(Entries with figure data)
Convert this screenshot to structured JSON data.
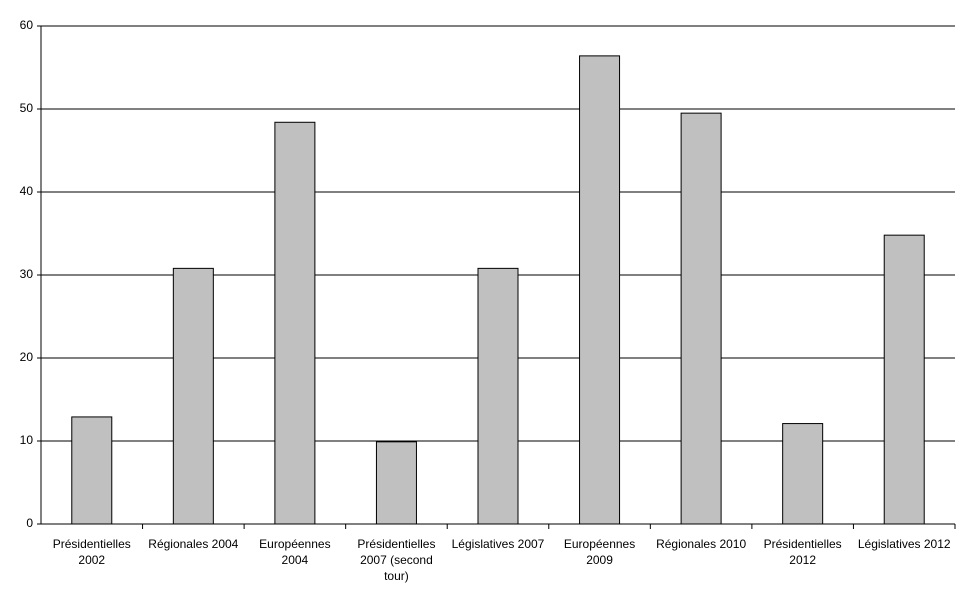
{
  "chart_data": {
    "type": "bar",
    "categories": [
      "Présidentielles 2002",
      "Régionales 2004",
      "Européennes 2004",
      "Présidentielles 2007 (second tour)",
      "Législatives 2007",
      "Européennes 2009",
      "Régionales 2010",
      "Présidentielles 2012",
      "Législatives 2012"
    ],
    "values": [
      12.9,
      30.8,
      48.4,
      9.9,
      30.8,
      56.4,
      49.5,
      12.1,
      34.8
    ],
    "color": "#c0c0c0",
    "ylim": [
      0,
      60
    ],
    "yticks": [
      0,
      10,
      20,
      30,
      40,
      50,
      60
    ],
    "grid": true
  }
}
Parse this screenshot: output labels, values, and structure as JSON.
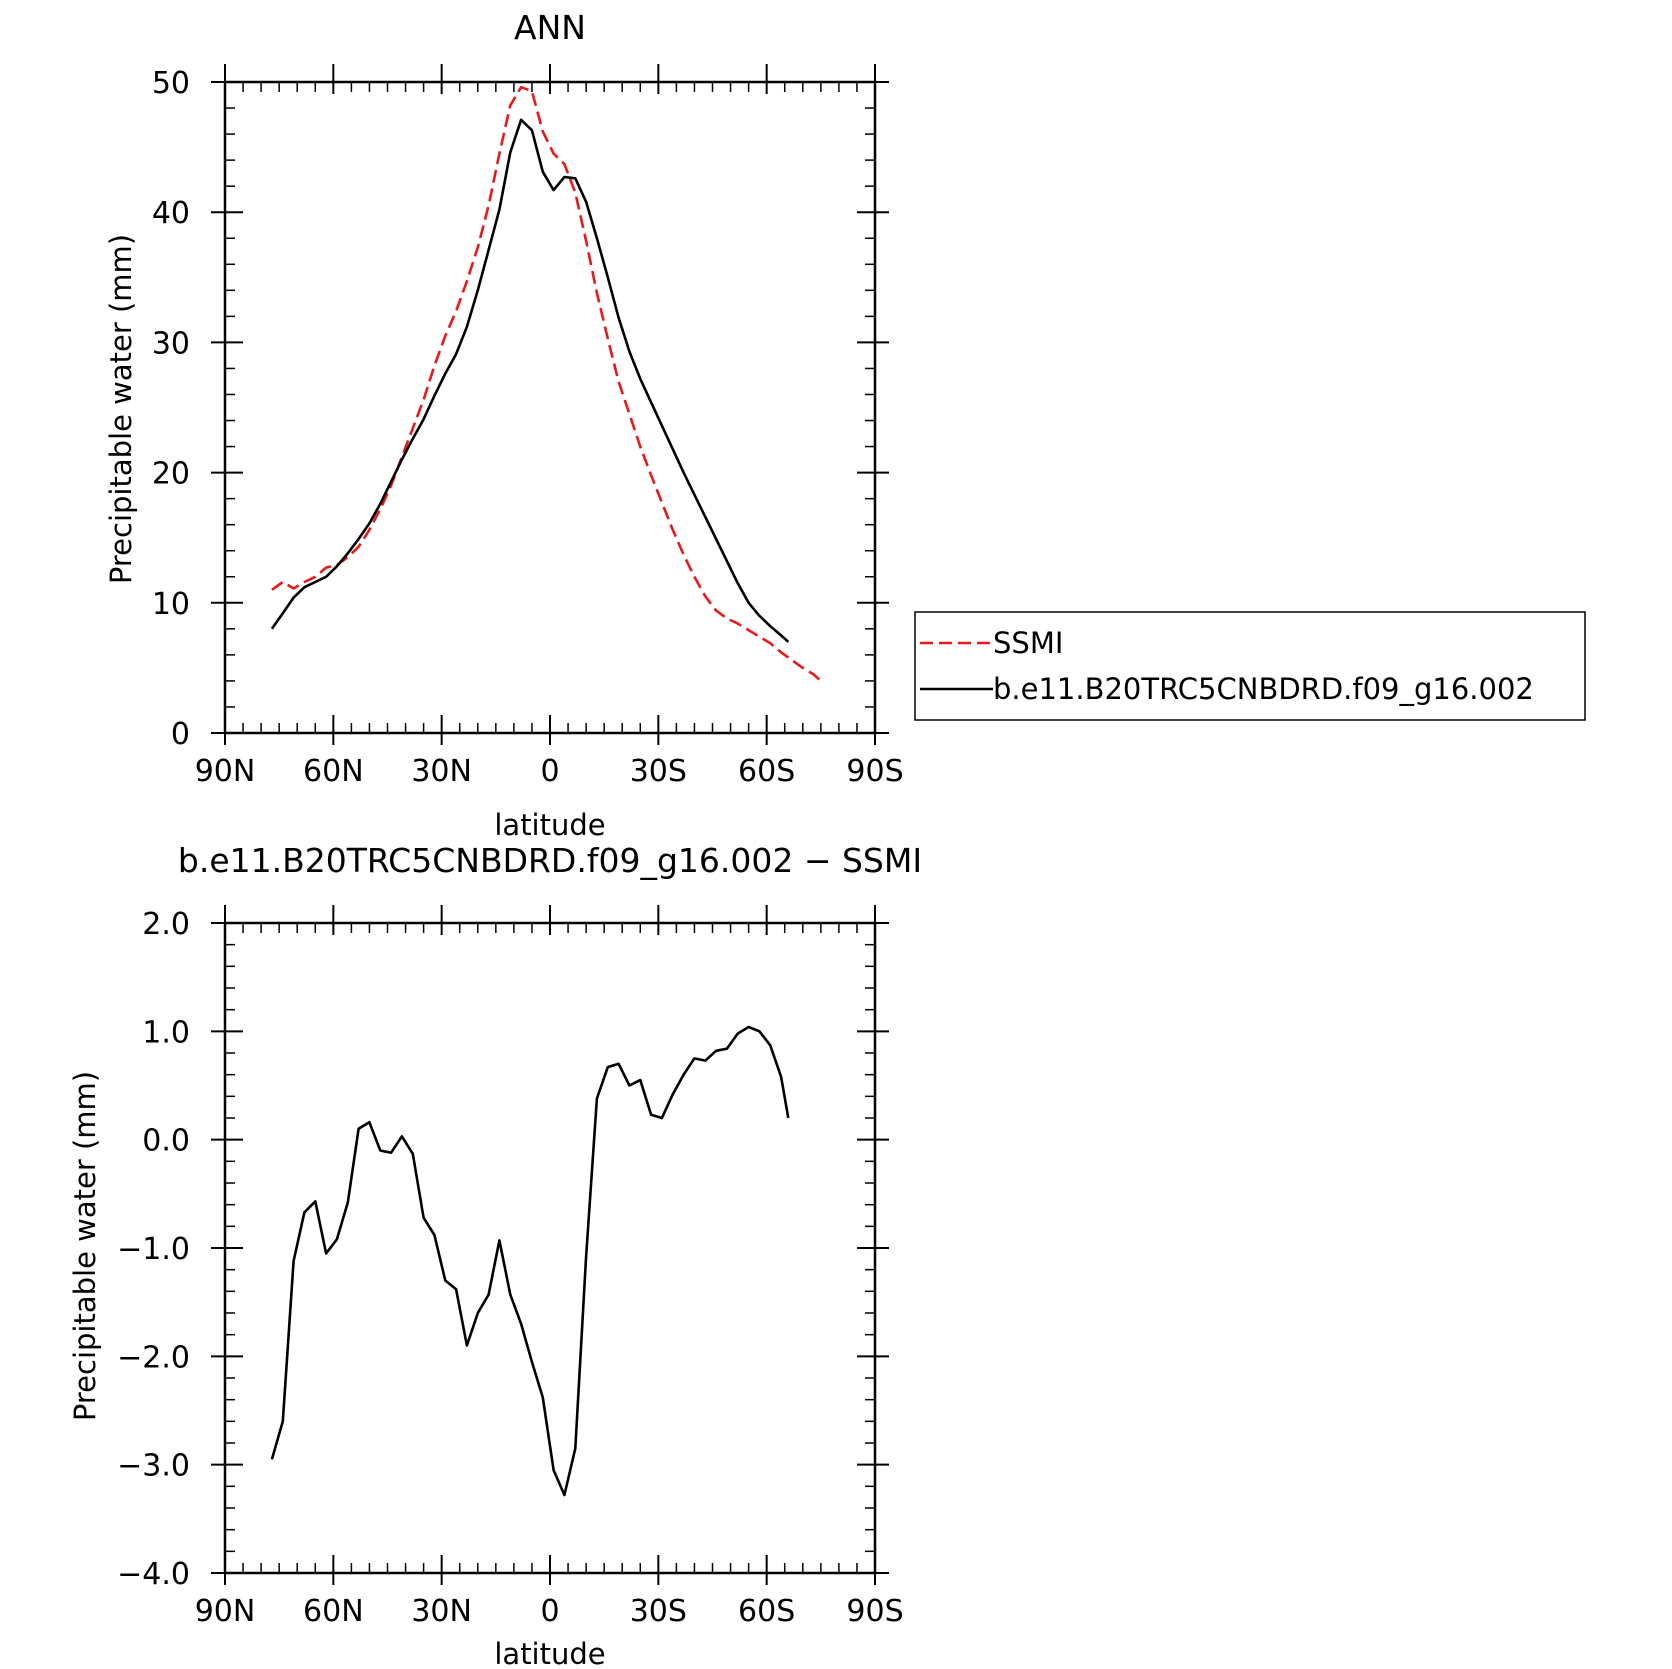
{
  "chart_data": [
    {
      "type": "line",
      "title": "ANN",
      "xlabel": "latitude",
      "ylabel": "Precipitable water (mm)",
      "xlim": [
        90,
        -90
      ],
      "ylim": [
        0,
        50
      ],
      "xticks": [
        90,
        60,
        30,
        0,
        -30,
        -60,
        -90
      ],
      "xtick_labels": [
        "90N",
        "60N",
        "30N",
        "0",
        "30S",
        "60S",
        "90S"
      ],
      "yticks": [
        0,
        10,
        20,
        30,
        40,
        50
      ],
      "ytick_labels": [
        "0",
        "10",
        "20",
        "30",
        "40",
        "50"
      ],
      "grid": false,
      "legend_position": "right",
      "series": [
        {
          "name": "SSMI",
          "color": "#e8191b",
          "dash": "dashed",
          "x": [
            77,
            74,
            71,
            68,
            65,
            62,
            59,
            56,
            53,
            50,
            47,
            44,
            41,
            38,
            35,
            32,
            29,
            26,
            23,
            20,
            17,
            14,
            11,
            8,
            5,
            2,
            -1,
            -4,
            -7,
            -10,
            -13,
            -16,
            -19,
            -22,
            -25,
            -28,
            -31,
            -34,
            -37,
            -40,
            -43,
            -46,
            -49,
            -52,
            -55,
            -58,
            -61,
            -64,
            -67,
            -70,
            -73,
            -75
          ],
          "y": [
            11.0,
            11.6,
            11.1,
            11.6,
            12.0,
            12.7,
            12.9,
            13.5,
            14.3,
            15.6,
            17.2,
            19.0,
            21.2,
            23.4,
            25.6,
            28.2,
            30.5,
            32.4,
            34.7,
            37.3,
            40.5,
            44.5,
            48.2,
            49.6,
            49.3,
            46.2,
            44.5,
            43.7,
            41.5,
            37.8,
            33.8,
            30.3,
            27.0,
            24.5,
            22.0,
            19.8,
            17.7,
            15.6,
            13.7,
            12.0,
            10.5,
            9.4,
            8.8,
            8.4,
            7.9,
            7.4,
            6.9,
            6.2,
            5.6,
            5.0,
            4.5,
            4.0
          ]
        },
        {
          "name": "b.e11.B20TRC5CNBDRD.f09_g16.002",
          "color": "#000000",
          "dash": "solid",
          "x": [
            77,
            74,
            71,
            68,
            65,
            62,
            59,
            56,
            53,
            50,
            47,
            44,
            41,
            38,
            35,
            32,
            29,
            26,
            23,
            20,
            17,
            14,
            11,
            8,
            5,
            2,
            -1,
            -4,
            -7,
            -10,
            -13,
            -16,
            -19,
            -22,
            -25,
            -28,
            -31,
            -34,
            -37,
            -40,
            -43,
            -46,
            -49,
            -52,
            -55,
            -58,
            -61,
            -64,
            -66
          ],
          "y": [
            8.0,
            9.2,
            10.4,
            11.2,
            11.6,
            12.0,
            12.8,
            13.8,
            14.9,
            16.1,
            17.6,
            19.3,
            21.0,
            22.6,
            24.1,
            25.9,
            27.6,
            29.1,
            31.2,
            34.0,
            37.1,
            40.2,
            44.6,
            47.1,
            46.3,
            43.1,
            41.7,
            42.7,
            42.6,
            40.8,
            38.0,
            35.0,
            31.9,
            29.3,
            27.2,
            25.4,
            23.6,
            21.8,
            20.0,
            18.3,
            16.6,
            14.9,
            13.2,
            11.5,
            10.0,
            9.0,
            8.2,
            7.5,
            7.0
          ]
        }
      ]
    },
    {
      "type": "line",
      "title": "b.e11.B20TRC5CNBDRD.f09_g16.002 − SSMI",
      "xlabel": "latitude",
      "ylabel": "Precipitable water (mm)",
      "xlim": [
        90,
        -90
      ],
      "ylim": [
        -4.0,
        2.0
      ],
      "xticks": [
        90,
        60,
        30,
        0,
        -30,
        -60,
        -90
      ],
      "xtick_labels": [
        "90N",
        "60N",
        "30N",
        "0",
        "30S",
        "60S",
        "90S"
      ],
      "yticks": [
        -4.0,
        -3.0,
        -2.0,
        -1.0,
        0.0,
        1.0,
        2.0
      ],
      "ytick_labels": [
        "−4.0",
        "−3.0",
        "−2.0",
        "−1.0",
        "0.0",
        "1.0",
        "2.0"
      ],
      "grid": false,
      "series": [
        {
          "color": "#000000",
          "dash": "solid",
          "x": [
            77,
            74,
            71,
            68,
            65,
            62,
            59,
            56,
            53,
            50,
            47,
            44,
            41,
            38,
            35,
            32,
            29,
            26,
            23,
            20,
            17,
            14,
            11,
            8,
            5,
            2,
            -1,
            -4,
            -7,
            -10,
            -13,
            -16,
            -19,
            -22,
            -25,
            -28,
            -31,
            -34,
            -37,
            -40,
            -43,
            -46,
            -49,
            -52,
            -55,
            -58,
            -61,
            -64,
            -66
          ],
          "y": [
            -2.95,
            -2.6,
            -1.12,
            -0.67,
            -0.57,
            -1.05,
            -0.92,
            -0.58,
            0.1,
            0.16,
            -0.1,
            -0.12,
            0.03,
            -0.13,
            -0.72,
            -0.88,
            -1.3,
            -1.38,
            -1.9,
            -1.6,
            -1.43,
            -0.93,
            -1.43,
            -1.7,
            -2.05,
            -2.38,
            -3.05,
            -3.28,
            -2.85,
            -1.08,
            0.38,
            0.67,
            0.7,
            0.5,
            0.55,
            0.23,
            0.2,
            0.42,
            0.6,
            0.75,
            0.73,
            0.82,
            0.84,
            0.98,
            1.04,
            1.0,
            0.87,
            0.58,
            0.2
          ]
        }
      ]
    }
  ],
  "legend": {
    "items": [
      {
        "label": "SSMI",
        "color": "#e8191b",
        "dash": "dashed"
      },
      {
        "label": "b.e11.B20TRC5CNBDRD.f09_g16.002",
        "color": "#000000",
        "dash": "solid"
      }
    ]
  }
}
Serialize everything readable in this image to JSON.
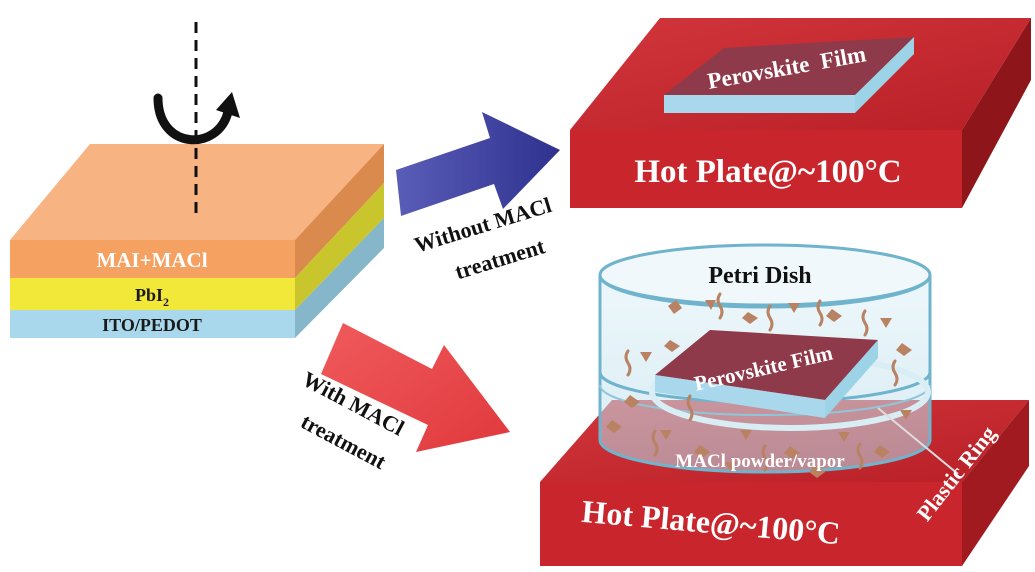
{
  "stack": {
    "top_layer": "MAI+MACl",
    "middle_layer": "PbI",
    "middle_layer_subscript": "2",
    "bottom_layer": "ITO/PEDOT"
  },
  "arrows": {
    "without": {
      "line1": "Without MACl",
      "line2": "treatment"
    },
    "with": {
      "line1": "With MACl",
      "line2": "treatment"
    }
  },
  "top_plate": {
    "film_label": "Perovskite  Film",
    "plate_label": "Hot Plate@~100°C"
  },
  "bottom_setup": {
    "dish_label": "Petri Dish",
    "film_label": "Perovskite Film",
    "powder_label": "MACl powder/vapor",
    "ring_label": "Plastic Ring",
    "plate_label": "Hot Plate@~100°C"
  },
  "colors": {
    "orange_layer": "#f4a162",
    "yellow_layer": "#f2e83a",
    "blue_layer": "#a9d8ec",
    "hot_plate": "#c8262c",
    "film_top": "#8e3a4a",
    "arrow_blue": "#3b3d9c",
    "arrow_red": "#e8474a",
    "dish": "#8fc6d8"
  }
}
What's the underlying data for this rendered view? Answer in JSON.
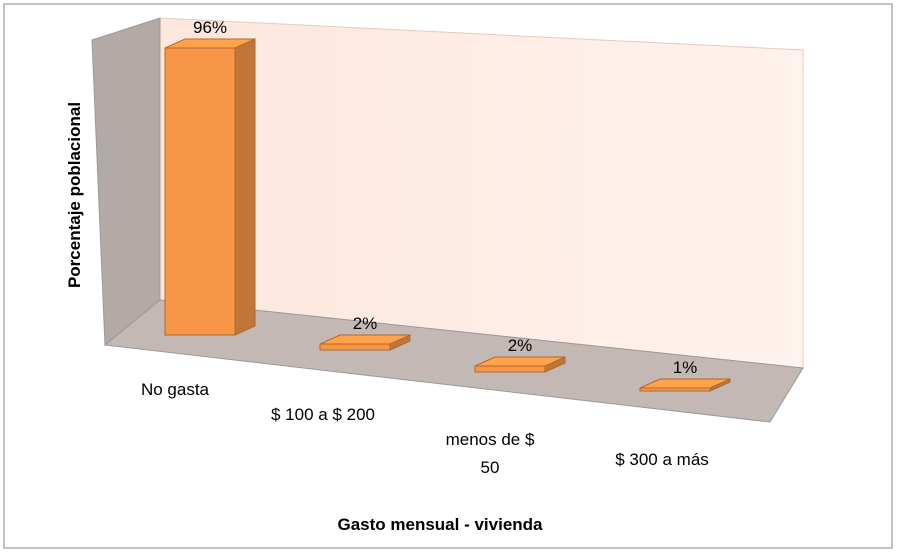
{
  "chart_data": {
    "type": "bar3d",
    "x_label": "Gasto mensual - vivienda",
    "y_label": "Porcentaje poblacional",
    "categories": [
      "No gasta",
      "$ 100 a $ 200",
      "menos de $ 50",
      "$ 300 a más"
    ],
    "values": [
      96,
      2,
      2,
      1
    ],
    "value_labels": [
      "96%",
      "2%",
      "2%",
      "1%"
    ],
    "color": "#f79646"
  }
}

AIM OF THE TASK —
In the records above, locate the lines holding the word "SSMI". Copy each of them.

RESPONSE —
          "name": "SSMI",
      "title": "b.e11.B20TRC5CNBDRD.f09_g16.002 − SSMI",
        "label": "SSMI",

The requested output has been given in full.